## BEGIN DATASET EXCERPTS

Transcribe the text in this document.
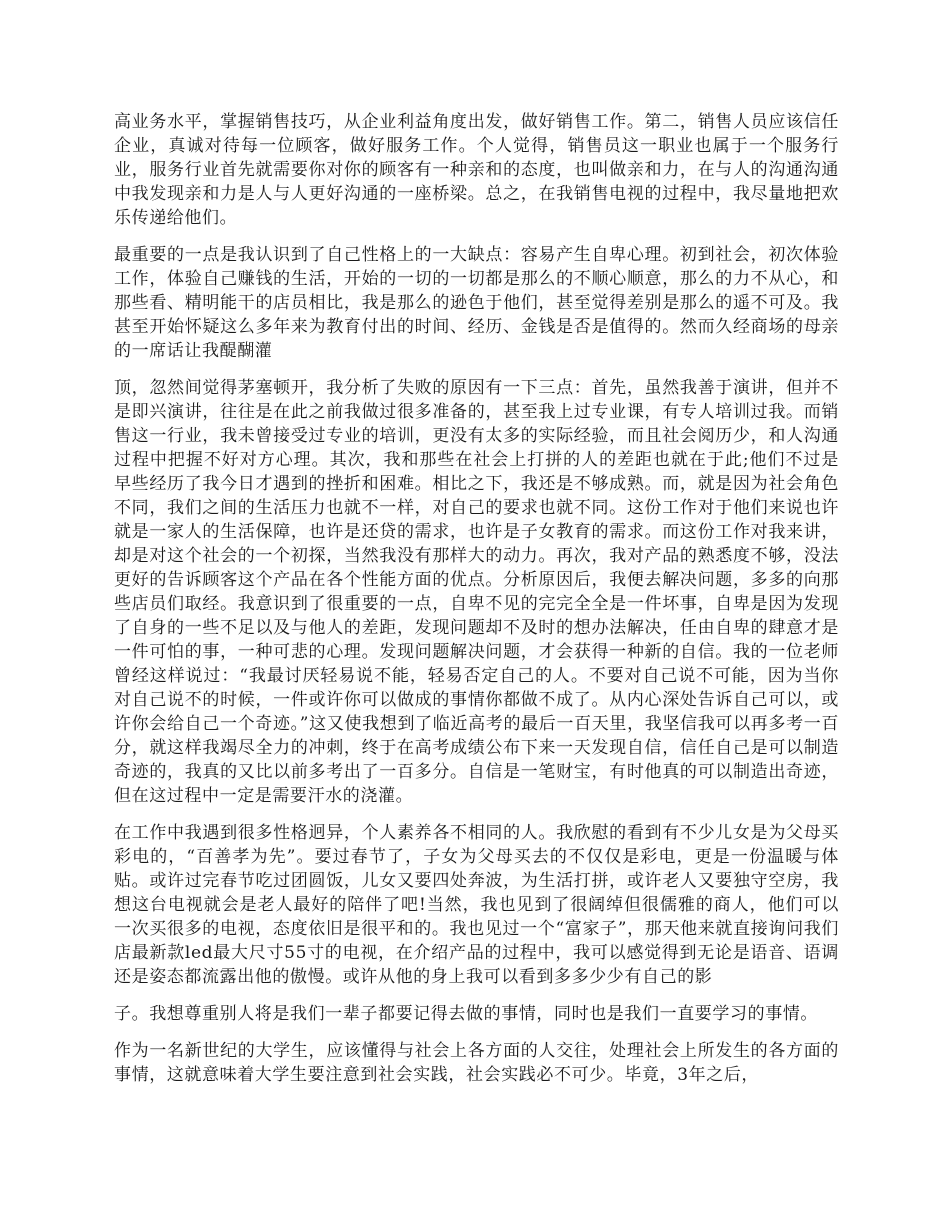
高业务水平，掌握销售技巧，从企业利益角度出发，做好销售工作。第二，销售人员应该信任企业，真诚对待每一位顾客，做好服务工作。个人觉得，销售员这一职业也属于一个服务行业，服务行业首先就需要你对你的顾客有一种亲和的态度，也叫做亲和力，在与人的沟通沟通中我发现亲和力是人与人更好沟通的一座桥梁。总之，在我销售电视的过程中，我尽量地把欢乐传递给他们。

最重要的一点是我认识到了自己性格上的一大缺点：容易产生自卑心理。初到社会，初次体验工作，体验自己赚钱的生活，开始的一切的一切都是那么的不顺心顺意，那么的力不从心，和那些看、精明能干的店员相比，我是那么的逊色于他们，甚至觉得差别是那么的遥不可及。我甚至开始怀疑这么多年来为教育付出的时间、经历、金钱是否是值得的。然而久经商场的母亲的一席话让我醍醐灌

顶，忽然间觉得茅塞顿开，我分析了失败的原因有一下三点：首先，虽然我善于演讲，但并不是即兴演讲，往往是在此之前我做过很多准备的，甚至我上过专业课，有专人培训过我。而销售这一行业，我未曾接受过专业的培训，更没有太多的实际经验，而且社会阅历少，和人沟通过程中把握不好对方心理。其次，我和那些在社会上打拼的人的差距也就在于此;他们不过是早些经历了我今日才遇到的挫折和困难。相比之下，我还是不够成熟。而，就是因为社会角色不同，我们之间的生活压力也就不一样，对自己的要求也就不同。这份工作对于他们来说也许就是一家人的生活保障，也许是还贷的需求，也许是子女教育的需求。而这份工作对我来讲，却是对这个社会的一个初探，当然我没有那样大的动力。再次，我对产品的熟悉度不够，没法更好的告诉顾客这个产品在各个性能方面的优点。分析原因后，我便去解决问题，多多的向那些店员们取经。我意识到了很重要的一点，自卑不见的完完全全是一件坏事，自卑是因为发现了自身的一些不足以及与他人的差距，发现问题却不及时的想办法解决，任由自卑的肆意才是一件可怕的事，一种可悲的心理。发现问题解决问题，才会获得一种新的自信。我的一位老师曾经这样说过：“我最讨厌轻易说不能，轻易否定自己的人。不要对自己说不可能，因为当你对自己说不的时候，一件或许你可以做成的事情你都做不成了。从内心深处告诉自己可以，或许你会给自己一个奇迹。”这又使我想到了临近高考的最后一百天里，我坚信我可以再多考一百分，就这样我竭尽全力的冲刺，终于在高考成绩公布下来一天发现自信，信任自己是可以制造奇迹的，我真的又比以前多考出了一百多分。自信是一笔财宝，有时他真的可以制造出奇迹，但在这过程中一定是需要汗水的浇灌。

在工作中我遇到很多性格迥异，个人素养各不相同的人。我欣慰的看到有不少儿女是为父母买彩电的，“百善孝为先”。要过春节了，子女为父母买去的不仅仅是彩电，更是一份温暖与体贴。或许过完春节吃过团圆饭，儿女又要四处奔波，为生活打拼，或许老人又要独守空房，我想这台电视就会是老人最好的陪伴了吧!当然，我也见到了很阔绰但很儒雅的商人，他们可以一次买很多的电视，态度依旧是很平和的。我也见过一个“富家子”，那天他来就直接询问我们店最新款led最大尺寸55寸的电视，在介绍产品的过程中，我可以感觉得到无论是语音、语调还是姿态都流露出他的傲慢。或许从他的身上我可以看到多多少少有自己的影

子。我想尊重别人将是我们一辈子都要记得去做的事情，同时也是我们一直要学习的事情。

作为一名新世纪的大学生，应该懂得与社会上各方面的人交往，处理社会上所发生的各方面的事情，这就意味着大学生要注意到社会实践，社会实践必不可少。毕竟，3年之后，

## END DATASET EXCERPTS
## BEGIN DATASET EXCERPTS

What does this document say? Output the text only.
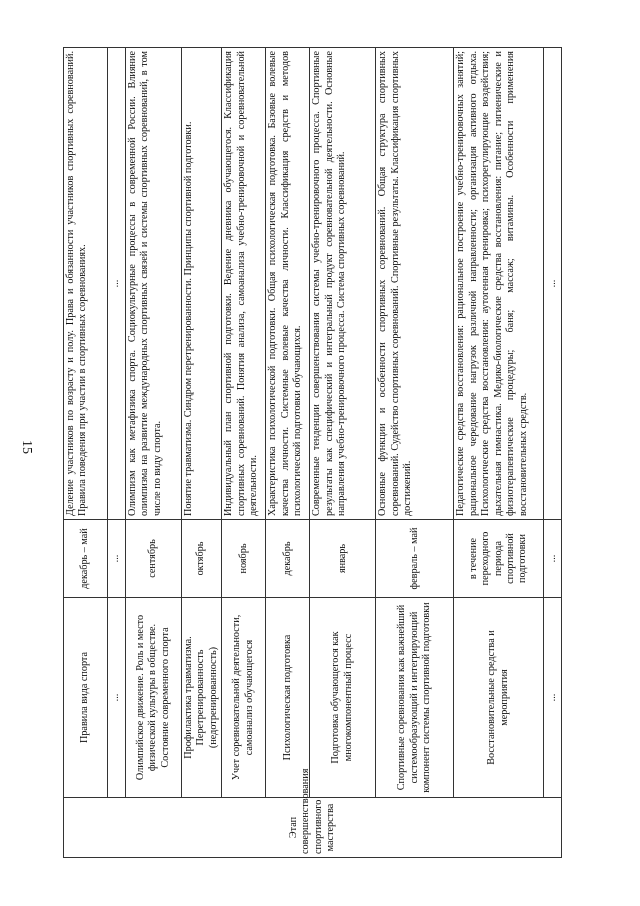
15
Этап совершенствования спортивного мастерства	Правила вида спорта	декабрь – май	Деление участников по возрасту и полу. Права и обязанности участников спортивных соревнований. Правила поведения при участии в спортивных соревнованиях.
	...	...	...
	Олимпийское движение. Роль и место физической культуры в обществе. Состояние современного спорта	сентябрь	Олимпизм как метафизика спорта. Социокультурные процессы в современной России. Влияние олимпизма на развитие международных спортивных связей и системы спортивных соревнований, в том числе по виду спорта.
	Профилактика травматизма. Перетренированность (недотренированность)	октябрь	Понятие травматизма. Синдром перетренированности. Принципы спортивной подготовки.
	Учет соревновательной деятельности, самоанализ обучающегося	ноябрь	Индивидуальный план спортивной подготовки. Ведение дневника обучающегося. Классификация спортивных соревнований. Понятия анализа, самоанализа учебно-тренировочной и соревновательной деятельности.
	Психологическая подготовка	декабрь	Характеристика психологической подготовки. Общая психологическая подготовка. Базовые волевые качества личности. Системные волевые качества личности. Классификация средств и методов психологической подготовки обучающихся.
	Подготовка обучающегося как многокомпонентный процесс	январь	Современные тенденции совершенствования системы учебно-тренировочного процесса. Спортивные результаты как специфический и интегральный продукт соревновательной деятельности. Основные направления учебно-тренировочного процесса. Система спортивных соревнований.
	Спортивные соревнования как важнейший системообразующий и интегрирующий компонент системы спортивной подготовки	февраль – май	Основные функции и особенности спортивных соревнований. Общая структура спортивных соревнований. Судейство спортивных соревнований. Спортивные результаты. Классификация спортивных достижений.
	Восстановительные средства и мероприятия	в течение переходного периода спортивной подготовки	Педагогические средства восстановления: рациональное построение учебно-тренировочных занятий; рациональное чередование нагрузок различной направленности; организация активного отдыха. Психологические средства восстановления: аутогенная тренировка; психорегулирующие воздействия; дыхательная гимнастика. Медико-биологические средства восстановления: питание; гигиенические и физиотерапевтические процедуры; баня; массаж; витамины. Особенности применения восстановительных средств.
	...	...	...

## END DATASET EXCERPTS

SHORT EXERCISE :: Say how many lines in the records hold "деятельности", with the number as the whole reply.

COMPLETE OUTPUT :: 2